_What is expected_. The entries below are to be written out again without alteration.
-- Begin The input --
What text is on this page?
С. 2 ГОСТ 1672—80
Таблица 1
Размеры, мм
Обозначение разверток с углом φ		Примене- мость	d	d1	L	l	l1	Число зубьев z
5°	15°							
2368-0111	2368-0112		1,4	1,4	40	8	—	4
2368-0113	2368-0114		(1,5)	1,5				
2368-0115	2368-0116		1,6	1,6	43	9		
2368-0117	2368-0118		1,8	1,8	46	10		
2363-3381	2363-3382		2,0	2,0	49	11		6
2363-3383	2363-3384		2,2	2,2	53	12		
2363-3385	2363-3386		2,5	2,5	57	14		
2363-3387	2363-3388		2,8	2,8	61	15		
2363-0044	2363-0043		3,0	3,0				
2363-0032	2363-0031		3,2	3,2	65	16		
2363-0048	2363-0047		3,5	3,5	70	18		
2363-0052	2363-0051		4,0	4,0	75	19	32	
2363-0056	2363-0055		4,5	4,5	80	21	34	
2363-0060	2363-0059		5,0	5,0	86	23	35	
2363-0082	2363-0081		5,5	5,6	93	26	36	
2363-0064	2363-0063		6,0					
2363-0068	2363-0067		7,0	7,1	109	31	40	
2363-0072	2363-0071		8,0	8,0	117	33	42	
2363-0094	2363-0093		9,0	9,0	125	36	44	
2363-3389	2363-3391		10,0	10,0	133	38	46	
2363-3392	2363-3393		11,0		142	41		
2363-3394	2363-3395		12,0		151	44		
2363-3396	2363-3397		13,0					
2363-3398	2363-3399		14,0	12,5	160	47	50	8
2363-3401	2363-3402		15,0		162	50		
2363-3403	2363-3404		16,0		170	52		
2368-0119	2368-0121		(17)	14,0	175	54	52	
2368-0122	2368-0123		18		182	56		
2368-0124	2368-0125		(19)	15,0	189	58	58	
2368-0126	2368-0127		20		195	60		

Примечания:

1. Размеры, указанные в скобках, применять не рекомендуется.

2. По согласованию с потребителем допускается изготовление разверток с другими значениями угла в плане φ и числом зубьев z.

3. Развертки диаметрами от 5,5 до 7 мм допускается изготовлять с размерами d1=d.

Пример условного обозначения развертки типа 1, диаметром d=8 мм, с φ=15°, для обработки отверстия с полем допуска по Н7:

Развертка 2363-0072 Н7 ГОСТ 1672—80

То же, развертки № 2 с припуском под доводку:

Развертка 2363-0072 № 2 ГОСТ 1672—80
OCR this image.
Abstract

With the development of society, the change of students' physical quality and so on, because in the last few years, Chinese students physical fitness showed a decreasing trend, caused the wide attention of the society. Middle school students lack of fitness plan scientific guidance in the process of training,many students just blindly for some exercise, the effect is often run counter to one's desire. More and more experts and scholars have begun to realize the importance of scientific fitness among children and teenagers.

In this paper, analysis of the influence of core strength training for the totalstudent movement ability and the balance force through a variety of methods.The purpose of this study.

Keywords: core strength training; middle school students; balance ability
-- End The input --
_Task answer_.
What text is on this page?
С. 2 ГОСТ 1672—80
Таблица 1
Размеры, мм
Обозначение разверток с углом φ		Примене- мость	d	d1	L	l	l1	Число зубьев z
5°	15°							
2368-0111	2368-0112		1,4	1,4	40	8	—	4
2368-0113	2368-0114		(1,5)	1,5				
2368-0115	2368-0116		1,6	1,6	43	9		
2368-0117	2368-0118		1,8	1,8	46	10		
2363-3381	2363-3382		2,0	2,0	49	11		6
2363-3383	2363-3384		2,2	2,2	53	12		
2363-3385	2363-3386		2,5	2,5	57	14		
2363-3387	2363-3388		2,8	2,8	61	15		
2363-0044	2363-0043		3,0	3,0				
2363-0032	2363-0031		3,2	3,2	65	16		
2363-0048	2363-0047		3,5	3,5	70	18		
2363-0052	2363-0051		4,0	4,0	75	19	32	
2363-0056	2363-0055		4,5	4,5	80	21	34	
2363-0060	2363-0059		5,0	5,0	86	23	35	
2363-0082	2363-0081		5,5	5,6	93	26	36	
2363-0064	2363-0063		6,0					
2363-0068	2363-0067		7,0	7,1	109	31	40	
2363-0072	2363-0071		8,0	8,0	117	33	42	
2363-0094	2363-0093		9,0	9,0	125	36	44	
2363-3389	2363-3391		10,0	10,0	133	38	46	
2363-3392	2363-3393		11,0		142	41		
2363-3394	2363-3395		12,0		151	44		
2363-3396	2363-3397		13,0					
2363-3398	2363-3399		14,0	12,5	160	47	50	8
2363-3401	2363-3402		15,0		162	50		
2363-3403	2363-3404		16,0		170	52		
2368-0119	2368-0121		(17)	14,0	175	54	52	
2368-0122	2368-0123		18		182	56		
2368-0124	2368-0125		(19)	15,0	189	58	58	
2368-0126	2368-0127		20		195	60		

Примечания:

1. Размеры, указанные в скобках, применять не рекомендуется.

2. По согласованию с потребителем допускается изготовление разверток с другими значениями угла в плане φ и числом зубьев z.

3. Развертки диаметрами от 5,5 до 7 мм допускается изготовлять с размерами d1=d.

Пример условного обозначения развертки типа 1, диаметром d=8 мм, с φ=15°, для обработки отверстия с полем допуска по Н7:

Развертка 2363-0072 Н7 ГОСТ 1672—80

То же, развертки № 2 с припуском под доводку:

Развертка 2363-0072 № 2 ГОСТ 1672—80
OCR this image.
Abstract

With the development of society, the change of students' physical quality and so on, because in the last few years, Chinese students physical fitness showed a decreasing trend, caused the wide attention of the society. Middle school students lack of fitness plan scientific guidance in the process of training,many students just blindly for some exercise, the effect is often run counter to one's desire. More and more experts and scholars have begun to realize the importance of scientific fitness among children and teenagers.

In this paper, analysis of the influence of core strength training for the totalstudent movement ability and the balance force through a variety of methods.The purpose of this study.

Keywords: core strength training; middle school students; balance ability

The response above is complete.